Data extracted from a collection
============

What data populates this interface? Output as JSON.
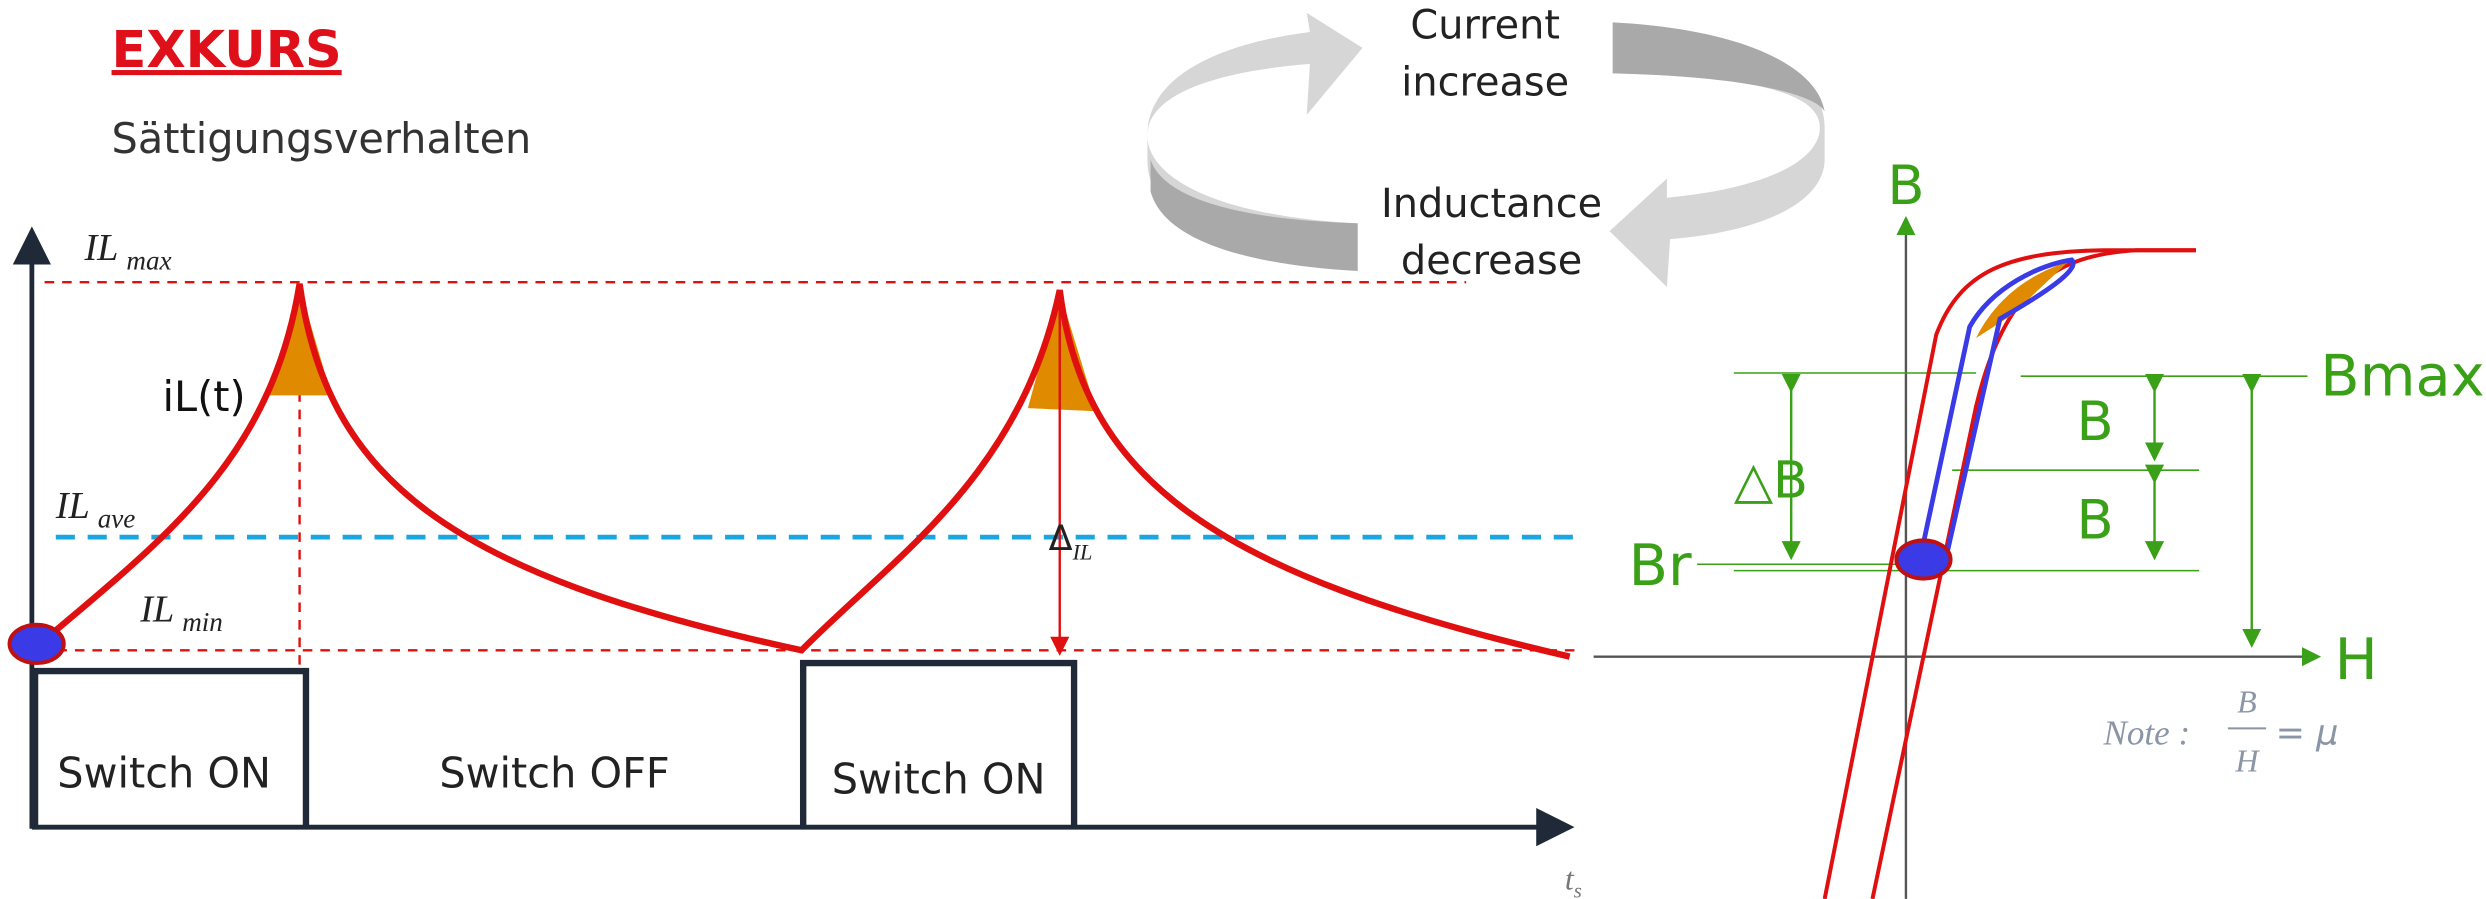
{
  "header": {
    "title": "EXKURS",
    "subtitle": "Sättigungsverhalten"
  },
  "cycle": {
    "top": [
      "Current",
      "increase"
    ],
    "bottom": [
      "Inductance",
      "decrease"
    ]
  },
  "waveform": {
    "il_max": {
      "base": "IL",
      "sub": "max"
    },
    "il_ave": {
      "base": "IL",
      "sub": "ave"
    },
    "il_min": {
      "base": "IL",
      "sub": "min"
    },
    "delta": {
      "base": "Δ",
      "sub": "IL"
    },
    "curve_label": "iL(t)",
    "time": {
      "base": "t",
      "sub": "s"
    },
    "switches": [
      "Switch ON",
      "Switch OFF",
      "Switch ON"
    ]
  },
  "hysteresis": {
    "y_axis": "B",
    "x_axis": "H",
    "bmax": "Bmax",
    "br": "Br",
    "delta_b": "△B",
    "half_b": [
      "B",
      "B"
    ],
    "note": {
      "prefix": "Note :",
      "num": "B",
      "den": "H",
      "result": "= μ"
    }
  }
}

============

**SET PROBLEM:**
The records above are to be quoted exactly, with all pictures left out.

**SOLUTION TO THIS EXERCISE:**
What data populates this interface? Output as JSON.
{
  "header": {
    "title": "EXKURS",
    "subtitle": "Sättigungsverhalten"
  },
  "cycle": {
    "top": [
      "Current",
      "increase"
    ],
    "bottom": [
      "Inductance",
      "decrease"
    ]
  },
  "waveform": {
    "il_max": {
      "base": "IL",
      "sub": "max"
    },
    "il_ave": {
      "base": "IL",
      "sub": "ave"
    },
    "il_min": {
      "base": "IL",
      "sub": "min"
    },
    "delta": {
      "base": "Δ",
      "sub": "IL"
    },
    "curve_label": "iL(t)",
    "time": {
      "base": "t",
      "sub": "s"
    },
    "switches": [
      "Switch ON",
      "Switch OFF",
      "Switch ON"
    ]
  },
  "hysteresis": {
    "y_axis": "B",
    "x_axis": "H",
    "bmax": "Bmax",
    "br": "Br",
    "delta_b": "△B",
    "half_b": [
      "B",
      "B"
    ],
    "note": {
      "prefix": "Note :",
      "num": "B",
      "den": "H",
      "result": "= μ"
    }
  }
}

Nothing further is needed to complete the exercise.